Select every line holding the word "name" and copy it.

# RECORDS FOR PROCESSING
___

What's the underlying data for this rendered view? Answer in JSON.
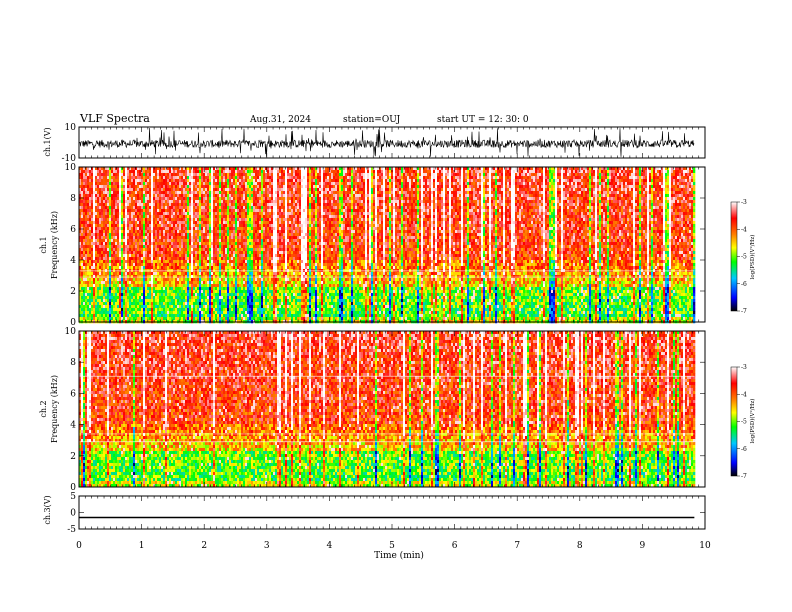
{
  "header": {
    "title": "VLF Spectra",
    "date": "Aug.31, 2024",
    "station": "station=OUJ",
    "start": "start  UT  =   12: 30: 0"
  },
  "chart_data": [
    {
      "type": "line",
      "name": "ch1-waveform",
      "ylabel": "ch.1(V)",
      "ylim": [
        -10,
        10
      ],
      "yticks": [
        "10",
        "-10"
      ],
      "x_range_min": [
        0,
        9.83
      ],
      "line_color": "#000000"
    },
    {
      "type": "heatmap",
      "name": "ch1-spectrogram",
      "ylabel": "ch.1\nFrequency  (kHz)",
      "ylabel_top": "ch.1",
      "ylabel_bottom": "Frequency  (kHz)",
      "ylim": [
        0,
        10
      ],
      "yticks": [
        "0",
        "2",
        "4",
        "6",
        "8",
        "10"
      ],
      "x_range_min": [
        0,
        9.83
      ],
      "colorbar": {
        "label": "log(PSD)(V²/Hz)",
        "range": [
          -7,
          -3
        ],
        "ticks": [
          "-3",
          "-4",
          "-5",
          "-6",
          "-7"
        ],
        "colors": [
          "#000000",
          "#0000ff",
          "#00c8ff",
          "#00ff00",
          "#ffff00",
          "#ff8000",
          "#ff0000",
          "#ffffff"
        ]
      },
      "noted_horizontal_lines_khz": [
        2.9,
        3.3
      ]
    },
    {
      "type": "heatmap",
      "name": "ch2-spectrogram",
      "ylabel_top": "ch.2",
      "ylabel_bottom": "Frequency  (kHz)",
      "ylim": [
        0,
        10
      ],
      "yticks": [
        "0",
        "2",
        "4",
        "6",
        "8",
        "10"
      ],
      "x_range_min": [
        0,
        9.83
      ],
      "colorbar": {
        "label": "log(PSD)(V²/Hz)",
        "range": [
          -7,
          -3
        ],
        "ticks": [
          "-3",
          "-4",
          "-5",
          "-6",
          "-7"
        ],
        "colors": [
          "#000000",
          "#0000ff",
          "#00c8ff",
          "#00ff00",
          "#ffff00",
          "#ff8000",
          "#ff0000",
          "#ffffff"
        ]
      },
      "noted_horizontal_lines_khz": [
        2.9,
        3.4,
        7.1
      ]
    },
    {
      "type": "line",
      "name": "ch3-waveform",
      "ylabel": "ch.3(V)",
      "ylim": [
        -5,
        5
      ],
      "yticks": [
        "5",
        "0",
        "-5"
      ],
      "x_range_min": [
        0,
        9.83
      ],
      "values_constant": -1.5,
      "line_color": "#000000"
    }
  ],
  "xaxis": {
    "label": "Time  (min)",
    "ticks": [
      "0",
      "1",
      "2",
      "3",
      "4",
      "5",
      "6",
      "7",
      "8",
      "9",
      "10"
    ],
    "range": [
      0,
      10
    ]
  }
}
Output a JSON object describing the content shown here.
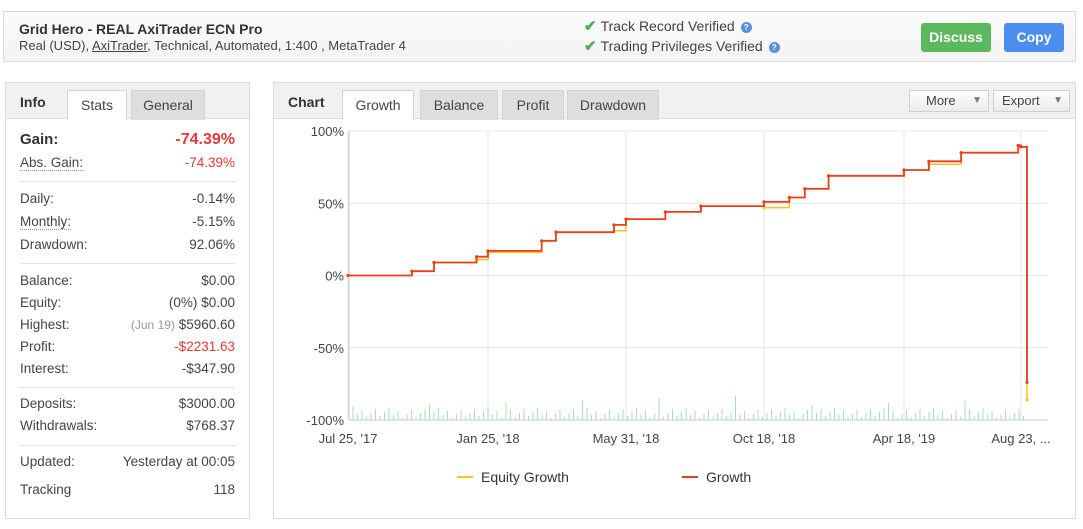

___

# RESULT OF THE TASK
      "name": "ch1-waveform",
      "name": "ch1-spectrogram",
      "name": "ch2-spectrogram",
      "name": "ch3-waveform",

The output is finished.